[Dataset rows start]
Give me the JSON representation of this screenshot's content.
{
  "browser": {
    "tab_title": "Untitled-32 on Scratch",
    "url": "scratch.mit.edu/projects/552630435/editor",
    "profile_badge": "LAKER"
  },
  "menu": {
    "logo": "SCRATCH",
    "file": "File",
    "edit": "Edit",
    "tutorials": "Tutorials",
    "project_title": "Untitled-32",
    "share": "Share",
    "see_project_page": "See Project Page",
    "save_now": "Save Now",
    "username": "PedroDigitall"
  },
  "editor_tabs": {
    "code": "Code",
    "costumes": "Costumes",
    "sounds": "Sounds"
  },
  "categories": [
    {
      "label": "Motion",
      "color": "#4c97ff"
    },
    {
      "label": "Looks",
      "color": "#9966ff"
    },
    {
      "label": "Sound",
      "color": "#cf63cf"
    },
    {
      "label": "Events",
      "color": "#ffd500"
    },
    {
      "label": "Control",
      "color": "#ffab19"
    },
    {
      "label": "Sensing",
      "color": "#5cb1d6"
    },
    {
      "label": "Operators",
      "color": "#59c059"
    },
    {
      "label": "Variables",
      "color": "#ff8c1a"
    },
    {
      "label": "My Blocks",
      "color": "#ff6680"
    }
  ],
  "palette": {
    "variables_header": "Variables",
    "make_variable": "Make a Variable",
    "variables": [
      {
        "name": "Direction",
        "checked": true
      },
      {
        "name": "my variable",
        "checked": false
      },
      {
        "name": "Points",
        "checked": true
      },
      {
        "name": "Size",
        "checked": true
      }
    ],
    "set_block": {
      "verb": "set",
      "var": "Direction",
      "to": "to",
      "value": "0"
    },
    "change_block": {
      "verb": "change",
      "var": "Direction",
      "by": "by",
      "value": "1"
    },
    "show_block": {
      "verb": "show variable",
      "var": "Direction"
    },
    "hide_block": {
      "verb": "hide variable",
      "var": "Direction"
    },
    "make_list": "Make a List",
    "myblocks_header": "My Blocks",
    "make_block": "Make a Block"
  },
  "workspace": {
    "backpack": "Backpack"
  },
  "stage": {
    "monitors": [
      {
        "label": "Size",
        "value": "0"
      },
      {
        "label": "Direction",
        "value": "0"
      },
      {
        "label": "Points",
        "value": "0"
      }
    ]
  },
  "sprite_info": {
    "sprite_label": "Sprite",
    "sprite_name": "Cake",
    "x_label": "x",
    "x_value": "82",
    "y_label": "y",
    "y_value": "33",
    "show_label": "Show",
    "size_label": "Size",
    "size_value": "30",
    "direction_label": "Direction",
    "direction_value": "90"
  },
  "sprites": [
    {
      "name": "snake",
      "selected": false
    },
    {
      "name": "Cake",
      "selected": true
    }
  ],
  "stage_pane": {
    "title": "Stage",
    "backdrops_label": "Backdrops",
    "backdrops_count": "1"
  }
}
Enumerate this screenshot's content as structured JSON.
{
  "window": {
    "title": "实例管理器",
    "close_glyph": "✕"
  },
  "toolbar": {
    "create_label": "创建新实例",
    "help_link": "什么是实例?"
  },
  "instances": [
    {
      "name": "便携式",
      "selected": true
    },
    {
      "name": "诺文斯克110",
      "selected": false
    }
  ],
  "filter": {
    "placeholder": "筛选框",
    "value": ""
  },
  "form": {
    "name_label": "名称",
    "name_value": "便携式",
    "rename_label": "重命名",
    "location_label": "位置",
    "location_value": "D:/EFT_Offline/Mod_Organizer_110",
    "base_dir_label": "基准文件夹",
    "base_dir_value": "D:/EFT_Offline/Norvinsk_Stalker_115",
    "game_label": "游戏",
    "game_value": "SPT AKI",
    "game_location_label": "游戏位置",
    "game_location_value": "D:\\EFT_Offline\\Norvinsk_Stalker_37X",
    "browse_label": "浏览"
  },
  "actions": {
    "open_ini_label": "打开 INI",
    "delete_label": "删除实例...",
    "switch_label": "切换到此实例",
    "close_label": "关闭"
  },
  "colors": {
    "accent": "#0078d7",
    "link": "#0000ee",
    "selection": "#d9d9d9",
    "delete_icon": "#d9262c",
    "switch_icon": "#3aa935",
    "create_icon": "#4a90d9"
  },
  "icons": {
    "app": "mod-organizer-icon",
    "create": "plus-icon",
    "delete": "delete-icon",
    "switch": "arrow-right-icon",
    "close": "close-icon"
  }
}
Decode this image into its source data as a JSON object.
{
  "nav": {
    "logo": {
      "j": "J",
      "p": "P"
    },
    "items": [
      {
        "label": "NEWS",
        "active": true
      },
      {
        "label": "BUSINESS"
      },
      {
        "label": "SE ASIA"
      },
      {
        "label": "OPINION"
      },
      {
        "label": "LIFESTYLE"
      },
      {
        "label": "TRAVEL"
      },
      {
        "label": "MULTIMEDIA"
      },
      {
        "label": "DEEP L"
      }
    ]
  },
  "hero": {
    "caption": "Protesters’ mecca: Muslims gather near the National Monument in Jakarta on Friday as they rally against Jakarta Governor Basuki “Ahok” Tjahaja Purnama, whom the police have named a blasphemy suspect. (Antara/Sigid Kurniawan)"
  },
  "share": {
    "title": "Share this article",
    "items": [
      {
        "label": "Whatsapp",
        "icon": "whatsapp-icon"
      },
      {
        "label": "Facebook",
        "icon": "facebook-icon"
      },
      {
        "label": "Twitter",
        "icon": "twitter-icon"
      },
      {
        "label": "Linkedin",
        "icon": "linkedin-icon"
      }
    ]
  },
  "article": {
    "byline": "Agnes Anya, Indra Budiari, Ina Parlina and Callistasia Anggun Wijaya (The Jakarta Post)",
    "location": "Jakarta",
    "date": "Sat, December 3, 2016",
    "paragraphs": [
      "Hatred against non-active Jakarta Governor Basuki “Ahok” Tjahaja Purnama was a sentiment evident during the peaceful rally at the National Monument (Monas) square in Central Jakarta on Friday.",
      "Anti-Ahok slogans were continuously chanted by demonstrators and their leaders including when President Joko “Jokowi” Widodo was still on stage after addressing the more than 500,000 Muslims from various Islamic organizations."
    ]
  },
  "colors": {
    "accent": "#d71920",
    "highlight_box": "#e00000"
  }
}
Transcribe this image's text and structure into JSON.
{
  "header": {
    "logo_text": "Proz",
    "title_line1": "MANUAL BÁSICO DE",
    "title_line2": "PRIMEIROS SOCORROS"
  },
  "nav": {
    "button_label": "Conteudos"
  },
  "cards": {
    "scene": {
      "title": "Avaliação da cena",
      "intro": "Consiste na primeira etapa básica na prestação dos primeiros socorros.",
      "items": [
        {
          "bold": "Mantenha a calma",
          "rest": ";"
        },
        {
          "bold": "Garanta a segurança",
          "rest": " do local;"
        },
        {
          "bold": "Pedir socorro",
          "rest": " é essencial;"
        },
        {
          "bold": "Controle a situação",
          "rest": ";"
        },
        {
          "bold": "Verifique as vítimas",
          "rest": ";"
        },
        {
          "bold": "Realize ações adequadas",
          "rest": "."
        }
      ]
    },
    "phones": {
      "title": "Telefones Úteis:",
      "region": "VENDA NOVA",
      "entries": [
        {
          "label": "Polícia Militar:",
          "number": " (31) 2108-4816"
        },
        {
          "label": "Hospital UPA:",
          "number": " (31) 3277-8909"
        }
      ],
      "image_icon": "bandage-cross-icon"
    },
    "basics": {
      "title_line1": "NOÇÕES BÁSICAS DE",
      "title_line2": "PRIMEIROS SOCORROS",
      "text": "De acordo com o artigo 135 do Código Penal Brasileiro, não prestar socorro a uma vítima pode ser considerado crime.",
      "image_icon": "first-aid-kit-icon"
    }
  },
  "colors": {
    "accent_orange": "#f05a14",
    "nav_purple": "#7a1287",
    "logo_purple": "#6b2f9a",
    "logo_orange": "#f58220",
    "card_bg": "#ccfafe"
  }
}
[Dataset rows end]
Return each entry from above without altering a single character.

Give me the JSON representation of this screenshot's content.
{
  "browser": {
    "tab_title": "Untitled-32 on Scratch",
    "url": "scratch.mit.edu/projects/552630435/editor",
    "profile_badge": "LAKER"
  },
  "menu": {
    "logo": "SCRATCH",
    "file": "File",
    "edit": "Edit",
    "tutorials": "Tutorials",
    "project_title": "Untitled-32",
    "share": "Share",
    "see_project_page": "See Project Page",
    "save_now": "Save Now",
    "username": "PedroDigitall"
  },
  "editor_tabs": {
    "code": "Code",
    "costumes": "Costumes",
    "sounds": "Sounds"
  },
  "categories": [
    {
      "label": "Motion",
      "color": "#4c97ff"
    },
    {
      "label": "Looks",
      "color": "#9966ff"
    },
    {
      "label": "Sound",
      "color": "#cf63cf"
    },
    {
      "label": "Events",
      "color": "#ffd500"
    },
    {
      "label": "Control",
      "color": "#ffab19"
    },
    {
      "label": "Sensing",
      "color": "#5cb1d6"
    },
    {
      "label": "Operators",
      "color": "#59c059"
    },
    {
      "label": "Variables",
      "color": "#ff8c1a"
    },
    {
      "label": "My Blocks",
      "color": "#ff6680"
    }
  ],
  "palette": {
    "variables_header": "Variables",
    "make_variable": "Make a Variable",
    "variables": [
      {
        "name": "Direction",
        "checked": true
      },
      {
        "name": "my variable",
        "checked": false
      },
      {
        "name": "Points",
        "checked": true
      },
      {
        "name": "Size",
        "checked": true
      }
    ],
    "set_block": {
      "verb": "set",
      "var": "Direction",
      "to": "to",
      "value": "0"
    },
    "change_block": {
      "verb": "change",
      "var": "Direction",
      "by": "by",
      "value": "1"
    },
    "show_block": {
      "verb": "show variable",
      "var": "Direction"
    },
    "hide_block": {
      "verb": "hide variable",
      "var": "Direction"
    },
    "make_list": "Make a List",
    "myblocks_header": "My Blocks",
    "make_block": "Make a Block"
  },
  "workspace": {
    "backpack": "Backpack"
  },
  "stage": {
    "monitors": [
      {
        "label": "Size",
        "value": "0"
      },
      {
        "label": "Direction",
        "value": "0"
      },
      {
        "label": "Points",
        "value": "0"
      }
    ]
  },
  "sprite_info": {
    "sprite_label": "Sprite",
    "sprite_name": "Cake",
    "x_label": "x",
    "x_value": "82",
    "y_label": "y",
    "y_value": "33",
    "show_label": "Show",
    "size_label": "Size",
    "size_value": "30",
    "direction_label": "Direction",
    "direction_value": "90"
  },
  "sprites": [
    {
      "name": "snake",
      "selected": false
    },
    {
      "name": "Cake",
      "selected": true
    }
  ],
  "stage_pane": {
    "title": "Stage",
    "backdrops_label": "Backdrops",
    "backdrops_count": "1"
  }
}
Enumerate this screenshot's content as structured JSON.
{
  "window": {
    "title": "实例管理器",
    "close_glyph": "✕"
  },
  "toolbar": {
    "create_label": "创建新实例",
    "help_link": "什么是实例?"
  },
  "instances": [
    {
      "name": "便携式",
      "selected": true
    },
    {
      "name": "诺文斯克110",
      "selected": false
    }
  ],
  "filter": {
    "placeholder": "筛选框",
    "value": ""
  },
  "form": {
    "name_label": "名称",
    "name_value": "便携式",
    "rename_label": "重命名",
    "location_label": "位置",
    "location_value": "D:/EFT_Offline/Mod_Organizer_110",
    "base_dir_label": "基准文件夹",
    "base_dir_value": "D:/EFT_Offline/Norvinsk_Stalker_115",
    "game_label": "游戏",
    "game_value": "SPT AKI",
    "game_location_label": "游戏位置",
    "game_location_value": "D:\\EFT_Offline\\Norvinsk_Stalker_37X",
    "browse_label": "浏览"
  },
  "actions": {
    "open_ini_label": "打开 INI",
    "delete_label": "删除实例...",
    "switch_label": "切换到此实例",
    "close_label": "关闭"
  },
  "colors": {
    "accent": "#0078d7",
    "link": "#0000ee",
    "selection": "#d9d9d9",
    "delete_icon": "#d9262c",
    "switch_icon": "#3aa935",
    "create_icon": "#4a90d9"
  },
  "icons": {
    "app": "mod-organizer-icon",
    "create": "plus-icon",
    "delete": "delete-icon",
    "switch": "arrow-right-icon",
    "close": "close-icon"
  }
}
Decode this image into its source data as a JSON object.
{
  "nav": {
    "logo": {
      "j": "J",
      "p": "P"
    },
    "items": [
      {
        "label": "NEWS",
        "active": true
      },
      {
        "label": "BUSINESS"
      },
      {
        "label": "SE ASIA"
      },
      {
        "label": "OPINION"
      },
      {
        "label": "LIFESTYLE"
      },
      {
        "label": "TRAVEL"
      },
      {
        "label": "MULTIMEDIA"
      },
      {
        "label": "DEEP L"
      }
    ]
  },
  "hero": {
    "caption": "Protesters’ mecca: Muslims gather near the National Monument in Jakarta on Friday as they rally against Jakarta Governor Basuki “Ahok” Tjahaja Purnama, whom the police have named a blasphemy suspect. (Antara/Sigid Kurniawan)"
  },
  "share": {
    "title": "Share this article",
    "items": [
      {
        "label": "Whatsapp",
        "icon": "whatsapp-icon"
      },
      {
        "label": "Facebook",
        "icon": "facebook-icon"
      },
      {
        "label": "Twitter",
        "icon": "twitter-icon"
      },
      {
        "label": "Linkedin",
        "icon": "linkedin-icon"
      }
    ]
  },
  "article": {
    "byline": "Agnes Anya, Indra Budiari, Ina Parlina and Callistasia Anggun Wijaya (The Jakarta Post)",
    "location": "Jakarta",
    "date": "Sat, December 3, 2016",
    "paragraphs": [
      "Hatred against non-active Jakarta Governor Basuki “Ahok” Tjahaja Purnama was a sentiment evident during the peaceful rally at the National Monument (Monas) square in Central Jakarta on Friday.",
      "Anti-Ahok slogans were continuously chanted by demonstrators and their leaders including when President Joko “Jokowi” Widodo was still on stage after addressing the more than 500,000 Muslims from various Islamic organizations."
    ]
  },
  "colors": {
    "accent": "#d71920",
    "highlight_box": "#e00000"
  }
}
Transcribe this image's text and structure into JSON.
{
  "header": {
    "logo_text": "Proz",
    "title_line1": "MANUAL BÁSICO DE",
    "title_line2": "PRIMEIROS SOCORROS"
  },
  "nav": {
    "button_label": "Conteudos"
  },
  "cards": {
    "scene": {
      "title": "Avaliação da cena",
      "intro": "Consiste na primeira etapa básica na prestação dos primeiros socorros.",
      "items": [
        {
          "bold": "Mantenha a calma",
          "rest": ";"
        },
        {
          "bold": "Garanta a segurança",
          "rest": " do local;"
        },
        {
          "bold": "Pedir socorro",
          "rest": " é essencial;"
        },
        {
          "bold": "Controle a situação",
          "rest": ";"
        },
        {
          "bold": "Verifique as vítimas",
          "rest": ";"
        },
        {
          "bold": "Realize ações adequadas",
          "rest": "."
        }
      ]
    },
    "phones": {
      "title": "Telefones Úteis:",
      "region": "VENDA NOVA",
      "entries": [
        {
          "label": "Polícia Militar:",
          "number": " (31) 2108-4816"
        },
        {
          "label": "Hospital UPA:",
          "number": " (31) 3277-8909"
        }
      ],
      "image_icon": "bandage-cross-icon"
    },
    "basics": {
      "title_line1": "NOÇÕES BÁSICAS DE",
      "title_line2": "PRIMEIROS SOCORROS",
      "text": "De acordo com o artigo 135 do Código Penal Brasileiro, não prestar socorro a uma vítima pode ser considerado crime.",
      "image_icon": "first-aid-kit-icon"
    }
  },
  "colors": {
    "accent_orange": "#f05a14",
    "nav_purple": "#7a1287",
    "logo_purple": "#6b2f9a",
    "logo_orange": "#f58220",
    "card_bg": "#ccfafe"
  }
}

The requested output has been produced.